[Texte]
──────────────────────────────
Une assurance vie représente un investissement à long terme, dont les bénéfices fiscaux sont optimaux après huit ans. Cependant, les fonds ne sont pas figés, ce qui permet des retraits à tout moment. La résiliation d’un contrat peut se faire en totalité, ce qui entraîne la fermeture automatique du contrat, ou dans les 30 jours suivant la souscription.
Quelles sont les situations qui justifient la résiliation de votre assurance vie ? Quels sont les démarches à suivre ? Quelles implications financières anticiper ? Faisons le point.
Pourquoi résilier une assurance vie ?
Plusieurs cas peuvent conduire à la fermeture de votre contrat :
- Clôture à terme : l’assuré récupère son capital ainsi que les intérêts générés, ou choisit une sortie en rente.
- Décès de l’assuré : transmission du capital aux bénéficiaires désignés.
Il est également possible de résilier le contrat à tout moment pour financer un projet, faire face à des difficultés ou choisir un produit d’investissement plus performant.
Comment procéder à la résiliation ?
Bien que le plein potentiel fiscal d'une assurance vie se réalise après huit ans, le contrat peut être résilié quand vous le souhaitez. En cas de rétractation dans les 30 jours suivant la signature, une notification à l'assureur par courrier recommandé est nécessaire. Le remboursement des versements est effectué dans un délai de 30 jours.
Le rachat total : une option flexible
Après le délai de rétractation, le souscripteur peut choisir le rachat total de son contrat. Ce rachat entraîne la résiliation automatique du contrat, à condition que les bénéficiaires acceptent le rachat si leur intervention est requise. Il est souvent conseillé d’effectuer un rachat partiel pour conserver les avantages fiscaux associés à l'ancienneté du contrat.
Pour un rachat total, l’assuré doit adresser une demande par courrier recommandé. L’assureur dispose alors de deux mois pour rembourser les fonds, nécessitant parfois des justificatifs en lien avec des réglementations anti-blanchiment.
──────────────────────────────
[Données affichées]
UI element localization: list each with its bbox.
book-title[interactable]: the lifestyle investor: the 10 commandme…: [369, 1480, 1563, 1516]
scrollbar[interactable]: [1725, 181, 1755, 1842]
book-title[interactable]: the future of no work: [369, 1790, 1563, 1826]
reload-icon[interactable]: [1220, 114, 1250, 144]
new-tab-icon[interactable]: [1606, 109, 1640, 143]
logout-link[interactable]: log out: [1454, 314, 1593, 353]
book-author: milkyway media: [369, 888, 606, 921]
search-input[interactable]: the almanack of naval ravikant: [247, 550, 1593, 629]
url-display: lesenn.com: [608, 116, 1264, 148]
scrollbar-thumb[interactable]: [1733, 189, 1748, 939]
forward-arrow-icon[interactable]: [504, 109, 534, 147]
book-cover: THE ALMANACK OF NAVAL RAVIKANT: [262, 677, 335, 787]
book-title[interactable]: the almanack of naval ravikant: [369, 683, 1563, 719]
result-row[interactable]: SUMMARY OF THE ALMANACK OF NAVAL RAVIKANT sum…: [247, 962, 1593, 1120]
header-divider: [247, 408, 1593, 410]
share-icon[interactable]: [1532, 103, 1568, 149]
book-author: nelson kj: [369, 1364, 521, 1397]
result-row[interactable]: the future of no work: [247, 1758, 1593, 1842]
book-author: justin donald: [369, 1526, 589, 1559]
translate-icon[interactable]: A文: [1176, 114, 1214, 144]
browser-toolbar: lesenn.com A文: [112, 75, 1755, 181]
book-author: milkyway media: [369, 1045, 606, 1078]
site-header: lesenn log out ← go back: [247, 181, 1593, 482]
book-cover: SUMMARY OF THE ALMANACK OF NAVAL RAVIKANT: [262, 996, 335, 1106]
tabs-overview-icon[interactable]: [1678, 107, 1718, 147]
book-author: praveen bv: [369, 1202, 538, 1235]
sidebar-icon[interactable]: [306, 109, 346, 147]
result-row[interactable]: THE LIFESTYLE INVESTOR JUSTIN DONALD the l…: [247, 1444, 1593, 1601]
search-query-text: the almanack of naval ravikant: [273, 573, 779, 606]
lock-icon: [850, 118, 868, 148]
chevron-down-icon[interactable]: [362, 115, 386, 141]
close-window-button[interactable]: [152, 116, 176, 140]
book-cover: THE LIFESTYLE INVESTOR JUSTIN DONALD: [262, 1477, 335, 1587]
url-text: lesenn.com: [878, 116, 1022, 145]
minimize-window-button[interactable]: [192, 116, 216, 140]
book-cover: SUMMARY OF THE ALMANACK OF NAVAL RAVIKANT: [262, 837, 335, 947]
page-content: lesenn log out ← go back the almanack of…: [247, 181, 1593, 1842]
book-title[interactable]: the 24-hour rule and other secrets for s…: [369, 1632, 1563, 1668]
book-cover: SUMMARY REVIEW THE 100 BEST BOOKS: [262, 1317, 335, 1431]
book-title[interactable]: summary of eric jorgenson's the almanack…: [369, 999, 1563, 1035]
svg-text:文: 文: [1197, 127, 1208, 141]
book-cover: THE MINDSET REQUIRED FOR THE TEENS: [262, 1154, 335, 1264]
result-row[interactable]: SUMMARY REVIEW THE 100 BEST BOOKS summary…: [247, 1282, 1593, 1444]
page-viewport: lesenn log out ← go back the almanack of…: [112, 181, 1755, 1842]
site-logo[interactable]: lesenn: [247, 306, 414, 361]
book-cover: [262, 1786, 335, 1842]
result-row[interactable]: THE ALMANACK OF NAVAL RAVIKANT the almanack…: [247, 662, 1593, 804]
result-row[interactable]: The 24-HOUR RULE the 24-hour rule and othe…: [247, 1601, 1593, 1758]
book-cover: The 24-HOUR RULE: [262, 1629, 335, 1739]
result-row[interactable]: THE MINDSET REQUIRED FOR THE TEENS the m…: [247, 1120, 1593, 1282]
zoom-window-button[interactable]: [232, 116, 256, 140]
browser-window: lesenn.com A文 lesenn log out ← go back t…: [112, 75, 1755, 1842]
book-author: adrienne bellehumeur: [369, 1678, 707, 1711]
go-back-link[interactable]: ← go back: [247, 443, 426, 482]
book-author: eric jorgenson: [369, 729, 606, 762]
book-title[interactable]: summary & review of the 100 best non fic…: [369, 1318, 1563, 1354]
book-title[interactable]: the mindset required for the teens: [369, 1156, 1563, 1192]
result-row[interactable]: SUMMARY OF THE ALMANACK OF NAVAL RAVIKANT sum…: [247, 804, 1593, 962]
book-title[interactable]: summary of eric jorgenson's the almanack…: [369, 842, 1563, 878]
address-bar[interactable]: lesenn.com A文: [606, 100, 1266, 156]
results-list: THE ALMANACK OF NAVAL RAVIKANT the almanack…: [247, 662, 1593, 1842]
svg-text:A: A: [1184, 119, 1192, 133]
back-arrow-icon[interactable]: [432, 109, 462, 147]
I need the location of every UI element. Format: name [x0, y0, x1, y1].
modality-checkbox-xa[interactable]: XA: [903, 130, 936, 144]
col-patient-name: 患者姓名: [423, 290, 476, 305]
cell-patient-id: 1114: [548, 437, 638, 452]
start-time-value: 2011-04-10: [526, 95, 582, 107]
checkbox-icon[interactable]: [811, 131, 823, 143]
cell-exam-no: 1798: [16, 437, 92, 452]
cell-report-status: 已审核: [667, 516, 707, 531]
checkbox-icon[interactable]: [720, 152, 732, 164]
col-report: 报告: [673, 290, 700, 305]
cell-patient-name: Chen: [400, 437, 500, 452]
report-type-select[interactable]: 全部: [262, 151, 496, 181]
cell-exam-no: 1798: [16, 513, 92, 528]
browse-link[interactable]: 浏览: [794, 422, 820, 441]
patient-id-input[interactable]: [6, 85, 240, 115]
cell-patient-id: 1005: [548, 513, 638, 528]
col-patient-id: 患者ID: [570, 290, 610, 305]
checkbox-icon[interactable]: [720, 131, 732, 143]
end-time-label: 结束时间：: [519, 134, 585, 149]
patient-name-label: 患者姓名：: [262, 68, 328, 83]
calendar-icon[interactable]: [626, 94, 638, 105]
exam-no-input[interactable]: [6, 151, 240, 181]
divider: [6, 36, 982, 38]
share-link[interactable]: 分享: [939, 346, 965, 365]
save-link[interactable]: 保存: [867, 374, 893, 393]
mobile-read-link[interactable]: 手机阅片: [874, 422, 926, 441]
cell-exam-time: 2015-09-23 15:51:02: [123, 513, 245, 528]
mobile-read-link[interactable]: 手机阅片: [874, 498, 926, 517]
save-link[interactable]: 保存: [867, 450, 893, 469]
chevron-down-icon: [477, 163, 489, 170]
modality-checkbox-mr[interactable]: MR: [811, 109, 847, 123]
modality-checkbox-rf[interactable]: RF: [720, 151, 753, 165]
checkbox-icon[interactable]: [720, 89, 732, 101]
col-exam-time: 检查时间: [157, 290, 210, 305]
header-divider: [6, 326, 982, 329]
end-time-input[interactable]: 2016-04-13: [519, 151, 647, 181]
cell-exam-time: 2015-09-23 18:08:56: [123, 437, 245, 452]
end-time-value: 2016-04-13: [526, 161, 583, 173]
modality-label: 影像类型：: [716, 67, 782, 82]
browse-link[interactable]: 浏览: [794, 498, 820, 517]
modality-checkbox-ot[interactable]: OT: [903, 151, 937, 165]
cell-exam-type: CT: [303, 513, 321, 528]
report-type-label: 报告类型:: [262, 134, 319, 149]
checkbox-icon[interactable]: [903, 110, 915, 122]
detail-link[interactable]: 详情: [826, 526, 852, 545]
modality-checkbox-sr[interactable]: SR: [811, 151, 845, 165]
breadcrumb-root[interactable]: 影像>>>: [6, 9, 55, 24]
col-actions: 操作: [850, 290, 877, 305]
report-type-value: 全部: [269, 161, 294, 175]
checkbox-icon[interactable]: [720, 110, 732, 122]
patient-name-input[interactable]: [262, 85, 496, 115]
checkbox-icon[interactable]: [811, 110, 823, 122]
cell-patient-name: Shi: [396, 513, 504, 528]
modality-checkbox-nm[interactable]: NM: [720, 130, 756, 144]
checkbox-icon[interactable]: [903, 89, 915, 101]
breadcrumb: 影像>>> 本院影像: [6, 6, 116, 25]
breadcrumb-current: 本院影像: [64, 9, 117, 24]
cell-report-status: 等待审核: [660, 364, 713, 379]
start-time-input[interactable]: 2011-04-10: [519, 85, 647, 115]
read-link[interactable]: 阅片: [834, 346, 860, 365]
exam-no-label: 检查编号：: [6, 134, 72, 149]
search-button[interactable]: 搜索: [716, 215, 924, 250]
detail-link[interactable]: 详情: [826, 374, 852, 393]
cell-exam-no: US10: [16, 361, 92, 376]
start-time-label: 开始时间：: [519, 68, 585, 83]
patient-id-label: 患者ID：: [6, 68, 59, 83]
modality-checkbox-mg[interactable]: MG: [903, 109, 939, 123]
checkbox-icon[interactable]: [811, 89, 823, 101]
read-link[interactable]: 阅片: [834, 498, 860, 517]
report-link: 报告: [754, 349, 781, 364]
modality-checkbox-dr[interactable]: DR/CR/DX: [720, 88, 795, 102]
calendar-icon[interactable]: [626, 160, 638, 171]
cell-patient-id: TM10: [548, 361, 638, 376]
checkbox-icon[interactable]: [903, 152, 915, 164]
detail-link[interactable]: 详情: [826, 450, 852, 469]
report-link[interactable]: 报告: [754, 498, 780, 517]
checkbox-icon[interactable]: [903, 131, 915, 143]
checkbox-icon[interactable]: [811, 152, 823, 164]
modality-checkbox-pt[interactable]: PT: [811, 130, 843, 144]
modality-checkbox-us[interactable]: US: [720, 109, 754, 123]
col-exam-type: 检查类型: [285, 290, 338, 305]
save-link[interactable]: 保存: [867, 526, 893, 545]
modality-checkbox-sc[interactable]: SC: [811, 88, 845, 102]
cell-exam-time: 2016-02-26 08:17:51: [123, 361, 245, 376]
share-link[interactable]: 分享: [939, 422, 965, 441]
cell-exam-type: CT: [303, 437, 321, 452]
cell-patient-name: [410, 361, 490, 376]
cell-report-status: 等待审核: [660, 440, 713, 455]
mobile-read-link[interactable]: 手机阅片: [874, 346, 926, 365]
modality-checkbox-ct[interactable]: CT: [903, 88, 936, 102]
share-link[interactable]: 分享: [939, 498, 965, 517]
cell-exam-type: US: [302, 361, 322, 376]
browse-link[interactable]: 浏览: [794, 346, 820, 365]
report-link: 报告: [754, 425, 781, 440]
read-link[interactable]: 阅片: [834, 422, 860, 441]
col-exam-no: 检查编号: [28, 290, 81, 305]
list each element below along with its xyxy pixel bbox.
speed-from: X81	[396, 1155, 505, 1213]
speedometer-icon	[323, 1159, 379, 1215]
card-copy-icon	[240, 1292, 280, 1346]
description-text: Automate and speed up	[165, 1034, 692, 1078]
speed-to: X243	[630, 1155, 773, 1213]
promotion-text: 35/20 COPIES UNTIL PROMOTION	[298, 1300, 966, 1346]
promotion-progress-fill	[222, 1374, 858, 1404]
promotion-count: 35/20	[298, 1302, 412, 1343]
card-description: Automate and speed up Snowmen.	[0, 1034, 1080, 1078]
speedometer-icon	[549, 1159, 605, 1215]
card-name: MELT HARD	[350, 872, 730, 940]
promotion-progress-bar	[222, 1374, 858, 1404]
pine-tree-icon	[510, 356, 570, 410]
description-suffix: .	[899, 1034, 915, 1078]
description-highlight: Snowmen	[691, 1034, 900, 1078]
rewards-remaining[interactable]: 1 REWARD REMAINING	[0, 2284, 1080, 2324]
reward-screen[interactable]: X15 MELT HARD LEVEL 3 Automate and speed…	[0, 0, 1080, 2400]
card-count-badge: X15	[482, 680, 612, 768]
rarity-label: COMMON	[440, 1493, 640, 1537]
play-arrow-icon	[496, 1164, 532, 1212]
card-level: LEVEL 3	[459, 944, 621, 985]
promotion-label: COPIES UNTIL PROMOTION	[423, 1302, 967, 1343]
──────────────────────────────
[Détails de la tâche] Pouvez-vous reproduire mot pour mot le passage du texte sur la résiliation d'une assurance vie qui s'ouvre sur les mots contenant « Pourquoi résilier une » et se clôt sur « aux bénéficiaires désignés. » ?

[Solution ci-dessous]
Pourquoi résilier une assurance vie ?
Plusieurs cas peuvent conduire à la fermeture de votre contrat :
- Clôture à terme : l’assuré récupère son capital ainsi que les intérêts générés, ou choisit une sortie en rente.
- Décès de l’assuré : transmission du capital aux bénéficiaires désignés.